BEGIN RAW DATA
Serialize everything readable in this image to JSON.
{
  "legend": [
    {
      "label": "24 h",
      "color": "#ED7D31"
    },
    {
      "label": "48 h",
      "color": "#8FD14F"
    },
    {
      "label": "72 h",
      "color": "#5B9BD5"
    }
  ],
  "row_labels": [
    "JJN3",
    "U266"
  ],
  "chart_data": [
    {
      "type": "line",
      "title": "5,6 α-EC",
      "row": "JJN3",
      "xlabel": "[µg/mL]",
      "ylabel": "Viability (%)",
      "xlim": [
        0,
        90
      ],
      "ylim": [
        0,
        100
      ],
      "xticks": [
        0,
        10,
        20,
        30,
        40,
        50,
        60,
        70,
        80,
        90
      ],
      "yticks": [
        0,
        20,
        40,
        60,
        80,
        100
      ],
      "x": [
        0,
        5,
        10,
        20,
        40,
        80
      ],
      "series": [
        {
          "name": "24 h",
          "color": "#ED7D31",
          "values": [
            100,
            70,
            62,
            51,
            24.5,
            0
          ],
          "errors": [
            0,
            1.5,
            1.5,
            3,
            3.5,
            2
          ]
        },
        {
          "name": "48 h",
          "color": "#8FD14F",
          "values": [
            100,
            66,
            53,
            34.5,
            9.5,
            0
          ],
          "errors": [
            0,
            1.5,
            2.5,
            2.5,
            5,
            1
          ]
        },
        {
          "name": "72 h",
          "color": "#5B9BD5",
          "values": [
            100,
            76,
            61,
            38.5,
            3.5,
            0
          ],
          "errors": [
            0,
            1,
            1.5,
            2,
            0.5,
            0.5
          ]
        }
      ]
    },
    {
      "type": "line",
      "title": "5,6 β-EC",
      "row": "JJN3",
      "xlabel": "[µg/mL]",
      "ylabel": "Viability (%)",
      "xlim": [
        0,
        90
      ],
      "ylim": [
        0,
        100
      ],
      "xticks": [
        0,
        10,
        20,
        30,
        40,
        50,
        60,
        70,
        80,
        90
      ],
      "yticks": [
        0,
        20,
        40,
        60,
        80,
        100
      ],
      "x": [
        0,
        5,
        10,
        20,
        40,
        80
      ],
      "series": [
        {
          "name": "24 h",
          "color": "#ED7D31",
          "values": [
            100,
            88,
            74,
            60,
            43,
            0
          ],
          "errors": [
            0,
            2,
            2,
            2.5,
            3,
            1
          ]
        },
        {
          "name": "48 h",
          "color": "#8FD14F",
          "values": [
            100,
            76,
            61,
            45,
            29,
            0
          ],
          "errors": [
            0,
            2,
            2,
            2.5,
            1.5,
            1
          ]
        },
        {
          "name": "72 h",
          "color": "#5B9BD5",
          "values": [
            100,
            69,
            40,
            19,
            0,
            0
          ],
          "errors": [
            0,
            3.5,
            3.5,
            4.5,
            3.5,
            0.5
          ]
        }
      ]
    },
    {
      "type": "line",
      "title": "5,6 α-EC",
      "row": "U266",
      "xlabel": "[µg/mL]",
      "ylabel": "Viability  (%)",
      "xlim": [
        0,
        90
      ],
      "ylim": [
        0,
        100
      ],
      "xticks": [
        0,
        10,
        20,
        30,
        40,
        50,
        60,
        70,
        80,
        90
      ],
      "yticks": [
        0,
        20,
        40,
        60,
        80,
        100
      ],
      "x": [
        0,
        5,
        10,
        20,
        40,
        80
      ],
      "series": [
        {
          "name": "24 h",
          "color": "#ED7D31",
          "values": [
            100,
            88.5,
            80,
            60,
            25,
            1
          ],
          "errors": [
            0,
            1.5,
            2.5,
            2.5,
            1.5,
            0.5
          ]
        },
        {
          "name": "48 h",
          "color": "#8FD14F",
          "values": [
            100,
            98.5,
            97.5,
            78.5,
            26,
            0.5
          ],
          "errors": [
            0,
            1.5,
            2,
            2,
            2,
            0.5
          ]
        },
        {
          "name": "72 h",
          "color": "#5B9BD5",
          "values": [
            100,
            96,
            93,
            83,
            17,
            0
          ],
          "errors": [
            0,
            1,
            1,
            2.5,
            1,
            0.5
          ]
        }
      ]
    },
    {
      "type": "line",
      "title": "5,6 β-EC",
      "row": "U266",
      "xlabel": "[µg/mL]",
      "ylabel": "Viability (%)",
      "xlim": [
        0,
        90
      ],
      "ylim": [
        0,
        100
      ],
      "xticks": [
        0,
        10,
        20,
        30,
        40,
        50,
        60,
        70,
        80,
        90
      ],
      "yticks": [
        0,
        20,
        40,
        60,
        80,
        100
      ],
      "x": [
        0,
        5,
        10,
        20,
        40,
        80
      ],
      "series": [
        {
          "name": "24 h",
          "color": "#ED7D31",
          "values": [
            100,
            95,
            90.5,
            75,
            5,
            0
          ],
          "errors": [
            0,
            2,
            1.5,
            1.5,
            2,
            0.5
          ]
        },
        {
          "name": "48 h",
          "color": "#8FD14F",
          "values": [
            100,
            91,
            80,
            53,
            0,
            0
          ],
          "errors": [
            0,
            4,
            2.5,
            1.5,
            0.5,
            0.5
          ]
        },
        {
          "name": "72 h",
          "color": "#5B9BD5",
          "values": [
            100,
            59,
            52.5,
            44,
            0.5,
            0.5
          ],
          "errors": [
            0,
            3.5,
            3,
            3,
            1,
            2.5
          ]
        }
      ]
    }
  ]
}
END RAW DATA
> [SET PROBLEM]:
Print again each line of the listing above, exactly as it appears.

> [RESULT]:
Serialize everything readable in this image to JSON.
{
  "legend": [
    {
      "label": "24 h",
      "color": "#ED7D31"
    },
    {
      "label": "48 h",
      "color": "#8FD14F"
    },
    {
      "label": "72 h",
      "color": "#5B9BD5"
    }
  ],
  "row_labels": [
    "JJN3",
    "U266"
  ],
  "chart_data": [
    {
      "type": "line",
      "title": "5,6 α-EC",
      "row": "JJN3",
      "xlabel": "[µg/mL]",
      "ylabel": "Viability (%)",
      "xlim": [
        0,
        90
      ],
      "ylim": [
        0,
        100
      ],
      "xticks": [
        0,
        10,
        20,
        30,
        40,
        50,
        60,
        70,
        80,
        90
      ],
      "yticks": [
        0,
        20,
        40,
        60,
        80,
        100
      ],
      "x": [
        0,
        5,
        10,
        20,
        40,
        80
      ],
      "series": [
        {
          "name": "24 h",
          "color": "#ED7D31",
          "values": [
            100,
            70,
            62,
            51,
            24.5,
            0
          ],
          "errors": [
            0,
            1.5,
            1.5,
            3,
            3.5,
            2
          ]
        },
        {
          "name": "48 h",
          "color": "#8FD14F",
          "values": [
            100,
            66,
            53,
            34.5,
            9.5,
            0
          ],
          "errors": [
            0,
            1.5,
            2.5,
            2.5,
            5,
            1
          ]
        },
        {
          "name": "72 h",
          "color": "#5B9BD5",
          "values": [
            100,
            76,
            61,
            38.5,
            3.5,
            0
          ],
          "errors": [
            0,
            1,
            1.5,
            2,
            0.5,
            0.5
          ]
        }
      ]
    },
    {
      "type": "line",
      "title": "5,6 β-EC",
      "row": "JJN3",
      "xlabel": "[µg/mL]",
      "ylabel": "Viability (%)",
      "xlim": [
        0,
        90
      ],
      "ylim": [
        0,
        100
      ],
      "xticks": [
        0,
        10,
        20,
        30,
        40,
        50,
        60,
        70,
        80,
        90
      ],
      "yticks": [
        0,
        20,
        40,
        60,
        80,
        100
      ],
      "x": [
        0,
        5,
        10,
        20,
        40,
        80
      ],
      "series": [
        {
          "name": "24 h",
          "color": "#ED7D31",
          "values": [
            100,
            88,
            74,
            60,
            43,
            0
          ],
          "errors": [
            0,
            2,
            2,
            2.5,
            3,
            1
          ]
        },
        {
          "name": "48 h",
          "color": "#8FD14F",
          "values": [
            100,
            76,
            61,
            45,
            29,
            0
          ],
          "errors": [
            0,
            2,
            2,
            2.5,
            1.5,
            1
          ]
        },
        {
          "name": "72 h",
          "color": "#5B9BD5",
          "values": [
            100,
            69,
            40,
            19,
            0,
            0
          ],
          "errors": [
            0,
            3.5,
            3.5,
            4.5,
            3.5,
            0.5
          ]
        }
      ]
    },
    {
      "type": "line",
      "title": "5,6 α-EC",
      "row": "U266",
      "xlabel": "[µg/mL]",
      "ylabel": "Viability  (%)",
      "xlim": [
        0,
        90
      ],
      "ylim": [
        0,
        100
      ],
      "xticks": [
        0,
        10,
        20,
        30,
        40,
        50,
        60,
        70,
        80,
        90
      ],
      "yticks": [
        0,
        20,
        40,
        60,
        80,
        100
      ],
      "x": [
        0,
        5,
        10,
        20,
        40,
        80
      ],
      "series": [
        {
          "name": "24 h",
          "color": "#ED7D31",
          "values": [
            100,
            88.5,
            80,
            60,
            25,
            1
          ],
          "errors": [
            0,
            1.5,
            2.5,
            2.5,
            1.5,
            0.5
          ]
        },
        {
          "name": "48 h",
          "color": "#8FD14F",
          "values": [
            100,
            98.5,
            97.5,
            78.5,
            26,
            0.5
          ],
          "errors": [
            0,
            1.5,
            2,
            2,
            2,
            0.5
          ]
        },
        {
          "name": "72 h",
          "color": "#5B9BD5",
          "values": [
            100,
            96,
            93,
            83,
            17,
            0
          ],
          "errors": [
            0,
            1,
            1,
            2.5,
            1,
            0.5
          ]
        }
      ]
    },
    {
      "type": "line",
      "title": "5,6 β-EC",
      "row": "U266",
      "xlabel": "[µg/mL]",
      "ylabel": "Viability (%)",
      "xlim": [
        0,
        90
      ],
      "ylim": [
        0,
        100
      ],
      "xticks": [
        0,
        10,
        20,
        30,
        40,
        50,
        60,
        70,
        80,
        90
      ],
      "yticks": [
        0,
        20,
        40,
        60,
        80,
        100
      ],
      "x": [
        0,
        5,
        10,
        20,
        40,
        80
      ],
      "series": [
        {
          "name": "24 h",
          "color": "#ED7D31",
          "values": [
            100,
            95,
            90.5,
            75,
            5,
            0
          ],
          "errors": [
            0,
            2,
            1.5,
            1.5,
            2,
            0.5
          ]
        },
        {
          "name": "48 h",
          "color": "#8FD14F",
          "values": [
            100,
            91,
            80,
            53,
            0,
            0
          ],
          "errors": [
            0,
            4,
            2.5,
            1.5,
            0.5,
            0.5
          ]
        },
        {
          "name": "72 h",
          "color": "#5B9BD5",
          "values": [
            100,
            59,
            52.5,
            44,
            0.5,
            0.5
          ],
          "errors": [
            0,
            3.5,
            3,
            3,
            1,
            2.5
          ]
        }
      ]
    }
  ]
}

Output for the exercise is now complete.